Task brief. Every line of the records must be repeated exactly; pictures stay out.

---------- Data lines

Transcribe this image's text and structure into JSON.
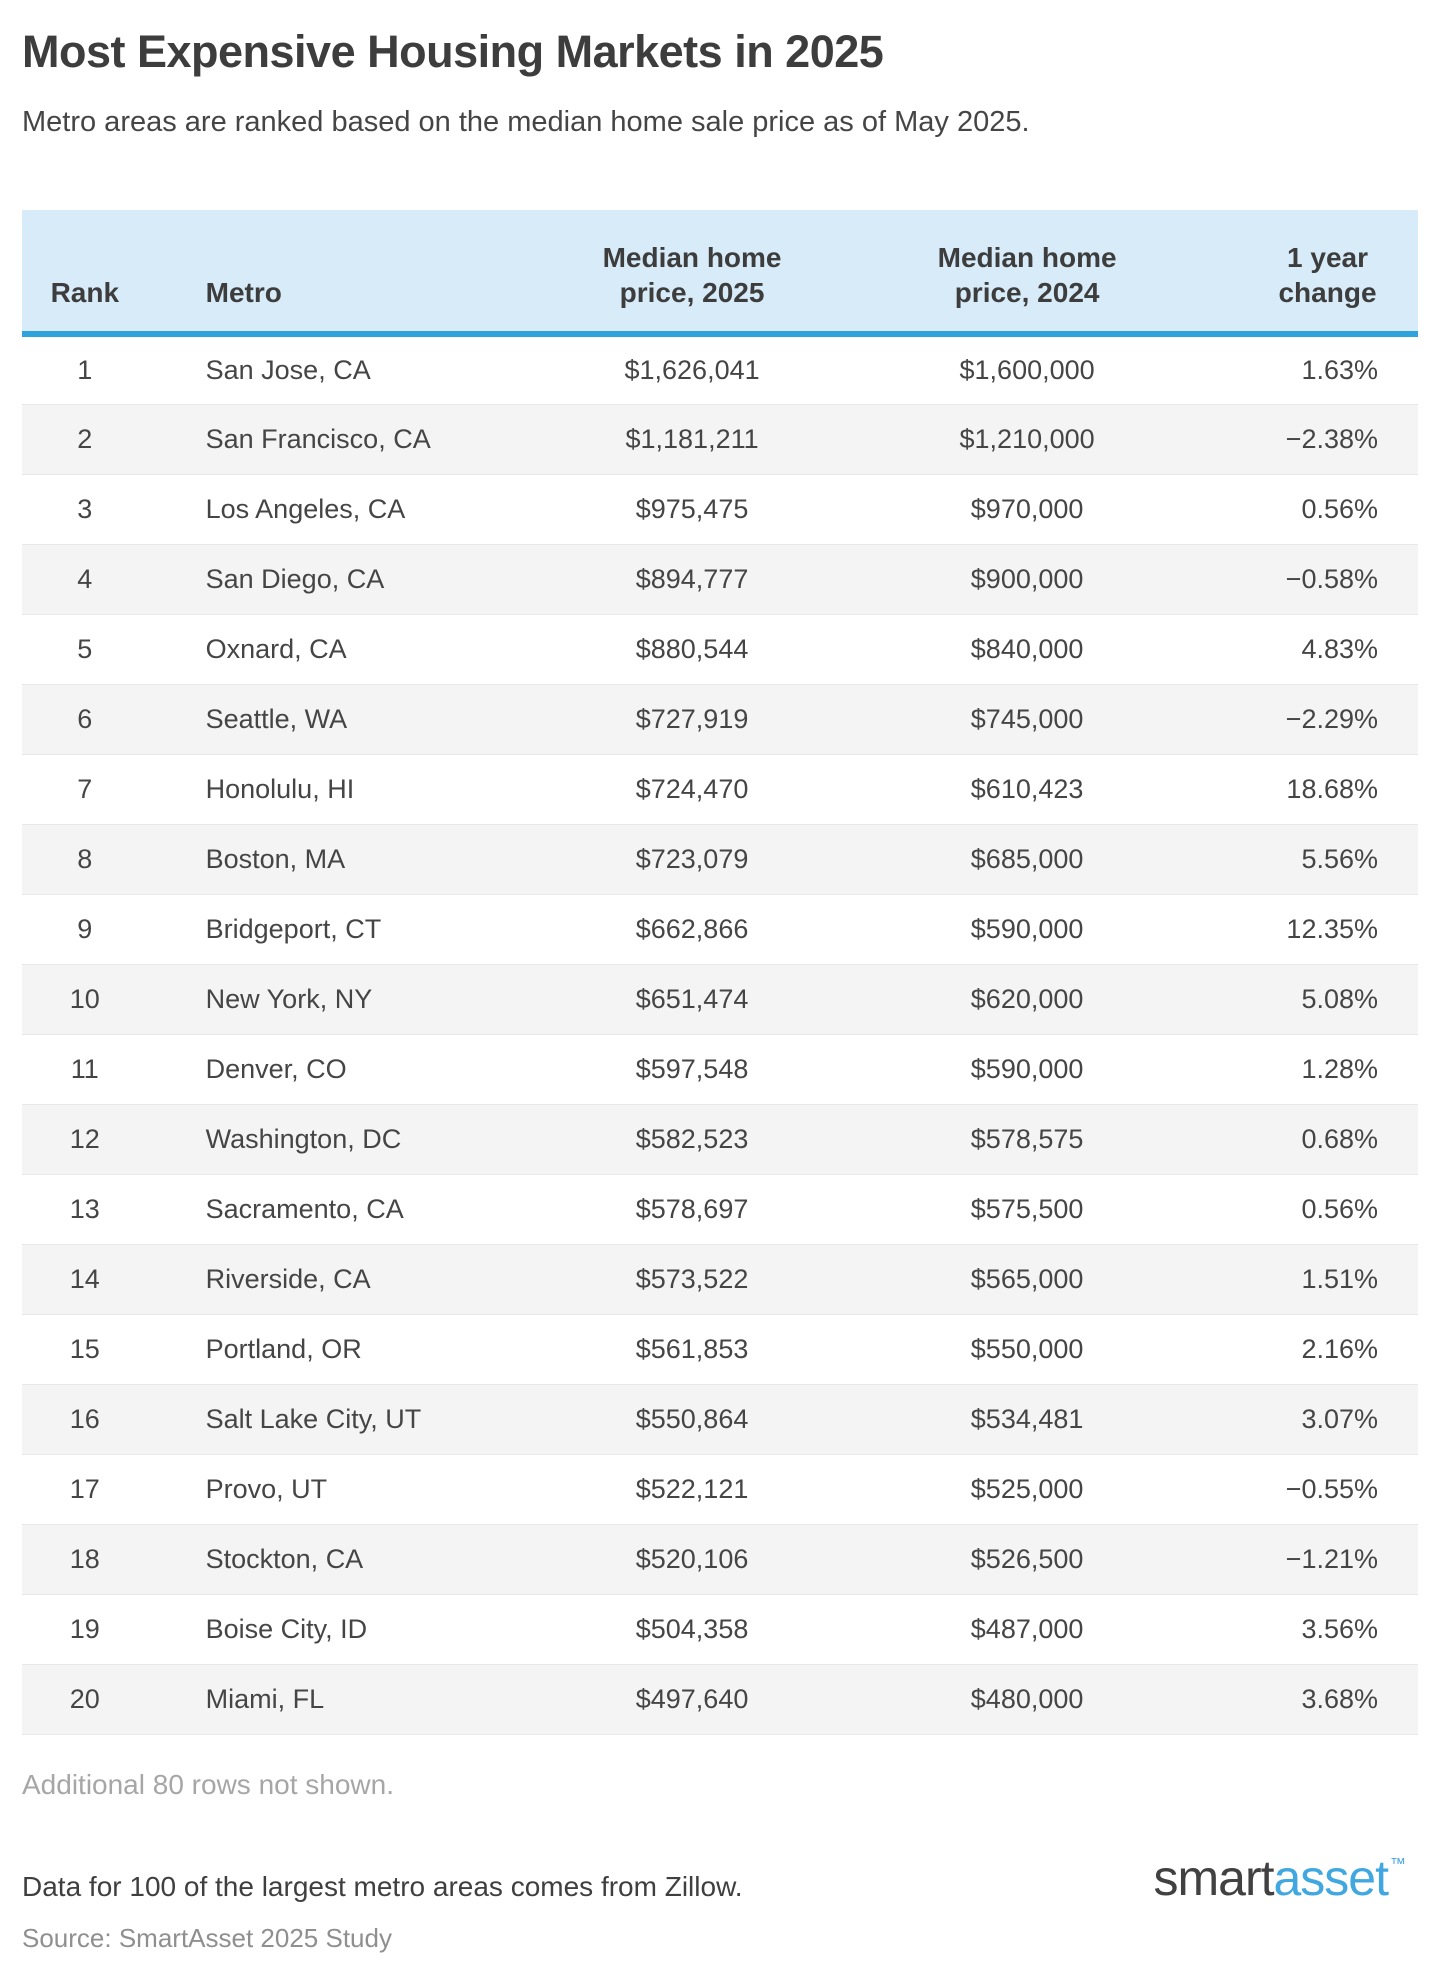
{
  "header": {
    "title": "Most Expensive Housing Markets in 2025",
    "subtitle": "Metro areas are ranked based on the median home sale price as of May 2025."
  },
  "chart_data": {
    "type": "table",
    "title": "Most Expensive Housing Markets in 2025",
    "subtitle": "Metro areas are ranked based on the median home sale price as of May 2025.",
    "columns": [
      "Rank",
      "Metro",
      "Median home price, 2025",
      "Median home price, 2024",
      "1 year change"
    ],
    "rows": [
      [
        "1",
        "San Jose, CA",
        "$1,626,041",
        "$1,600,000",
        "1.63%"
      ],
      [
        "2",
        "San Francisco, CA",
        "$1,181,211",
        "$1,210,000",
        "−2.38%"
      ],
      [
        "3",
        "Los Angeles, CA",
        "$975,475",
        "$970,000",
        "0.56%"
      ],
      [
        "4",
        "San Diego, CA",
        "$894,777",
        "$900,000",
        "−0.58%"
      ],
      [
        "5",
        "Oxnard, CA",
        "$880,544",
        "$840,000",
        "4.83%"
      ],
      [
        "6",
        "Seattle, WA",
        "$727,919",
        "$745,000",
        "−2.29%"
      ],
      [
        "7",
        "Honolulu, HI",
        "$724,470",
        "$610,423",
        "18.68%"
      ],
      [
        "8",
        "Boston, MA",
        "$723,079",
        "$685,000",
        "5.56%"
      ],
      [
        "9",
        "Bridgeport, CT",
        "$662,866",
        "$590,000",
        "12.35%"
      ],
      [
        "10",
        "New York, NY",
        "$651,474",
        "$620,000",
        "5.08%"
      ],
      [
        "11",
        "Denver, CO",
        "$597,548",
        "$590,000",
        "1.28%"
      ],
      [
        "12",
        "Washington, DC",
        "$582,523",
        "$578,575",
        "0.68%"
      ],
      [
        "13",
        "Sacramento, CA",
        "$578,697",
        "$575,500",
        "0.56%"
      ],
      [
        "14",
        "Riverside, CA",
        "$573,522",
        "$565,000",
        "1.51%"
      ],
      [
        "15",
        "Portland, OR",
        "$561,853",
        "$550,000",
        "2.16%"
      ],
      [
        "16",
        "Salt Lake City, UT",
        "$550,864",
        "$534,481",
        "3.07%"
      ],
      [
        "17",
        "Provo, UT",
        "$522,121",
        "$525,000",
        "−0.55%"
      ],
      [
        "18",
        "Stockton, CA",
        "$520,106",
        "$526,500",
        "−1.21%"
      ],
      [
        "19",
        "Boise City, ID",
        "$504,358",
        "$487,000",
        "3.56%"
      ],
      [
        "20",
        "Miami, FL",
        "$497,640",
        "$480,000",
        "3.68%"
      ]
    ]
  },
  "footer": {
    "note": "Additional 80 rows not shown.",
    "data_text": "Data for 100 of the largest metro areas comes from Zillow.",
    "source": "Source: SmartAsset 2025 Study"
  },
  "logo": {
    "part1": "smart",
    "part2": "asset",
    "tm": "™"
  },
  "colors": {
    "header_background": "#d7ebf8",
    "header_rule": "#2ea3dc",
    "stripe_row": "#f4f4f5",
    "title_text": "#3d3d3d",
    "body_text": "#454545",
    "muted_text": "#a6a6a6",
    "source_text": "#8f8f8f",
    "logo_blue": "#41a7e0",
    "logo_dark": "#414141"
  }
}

--------------------

Exercise solution.
Transcribe this image's text and structure into JSON.
{
  "header": {
    "title": "Most Expensive Housing Markets in 2025",
    "subtitle": "Metro areas are ranked based on the median home sale price as of May 2025."
  },
  "chart_data": {
    "type": "table",
    "title": "Most Expensive Housing Markets in 2025",
    "subtitle": "Metro areas are ranked based on the median home sale price as of May 2025.",
    "columns": [
      "Rank",
      "Metro",
      "Median home price, 2025",
      "Median home price, 2024",
      "1 year change"
    ],
    "rows": [
      [
        "1",
        "San Jose, CA",
        "$1,626,041",
        "$1,600,000",
        "1.63%"
      ],
      [
        "2",
        "San Francisco, CA",
        "$1,181,211",
        "$1,210,000",
        "−2.38%"
      ],
      [
        "3",
        "Los Angeles, CA",
        "$975,475",
        "$970,000",
        "0.56%"
      ],
      [
        "4",
        "San Diego, CA",
        "$894,777",
        "$900,000",
        "−0.58%"
      ],
      [
        "5",
        "Oxnard, CA",
        "$880,544",
        "$840,000",
        "4.83%"
      ],
      [
        "6",
        "Seattle, WA",
        "$727,919",
        "$745,000",
        "−2.29%"
      ],
      [
        "7",
        "Honolulu, HI",
        "$724,470",
        "$610,423",
        "18.68%"
      ],
      [
        "8",
        "Boston, MA",
        "$723,079",
        "$685,000",
        "5.56%"
      ],
      [
        "9",
        "Bridgeport, CT",
        "$662,866",
        "$590,000",
        "12.35%"
      ],
      [
        "10",
        "New York, NY",
        "$651,474",
        "$620,000",
        "5.08%"
      ],
      [
        "11",
        "Denver, CO",
        "$597,548",
        "$590,000",
        "1.28%"
      ],
      [
        "12",
        "Washington, DC",
        "$582,523",
        "$578,575",
        "0.68%"
      ],
      [
        "13",
        "Sacramento, CA",
        "$578,697",
        "$575,500",
        "0.56%"
      ],
      [
        "14",
        "Riverside, CA",
        "$573,522",
        "$565,000",
        "1.51%"
      ],
      [
        "15",
        "Portland, OR",
        "$561,853",
        "$550,000",
        "2.16%"
      ],
      [
        "16",
        "Salt Lake City, UT",
        "$550,864",
        "$534,481",
        "3.07%"
      ],
      [
        "17",
        "Provo, UT",
        "$522,121",
        "$525,000",
        "−0.55%"
      ],
      [
        "18",
        "Stockton, CA",
        "$520,106",
        "$526,500",
        "−1.21%"
      ],
      [
        "19",
        "Boise City, ID",
        "$504,358",
        "$487,000",
        "3.56%"
      ],
      [
        "20",
        "Miami, FL",
        "$497,640",
        "$480,000",
        "3.68%"
      ]
    ]
  },
  "footer": {
    "note": "Additional 80 rows not shown.",
    "data_text": "Data for 100 of the largest metro areas comes from Zillow.",
    "source": "Source: SmartAsset 2025 Study"
  },
  "logo": {
    "part1": "smart",
    "part2": "asset",
    "tm": "™"
  },
  "colors": {
    "header_background": "#d7ebf8",
    "header_rule": "#2ea3dc",
    "stripe_row": "#f4f4f5",
    "title_text": "#3d3d3d",
    "body_text": "#454545",
    "muted_text": "#a6a6a6",
    "source_text": "#8f8f8f",
    "logo_blue": "#41a7e0",
    "logo_dark": "#414141"
  }
}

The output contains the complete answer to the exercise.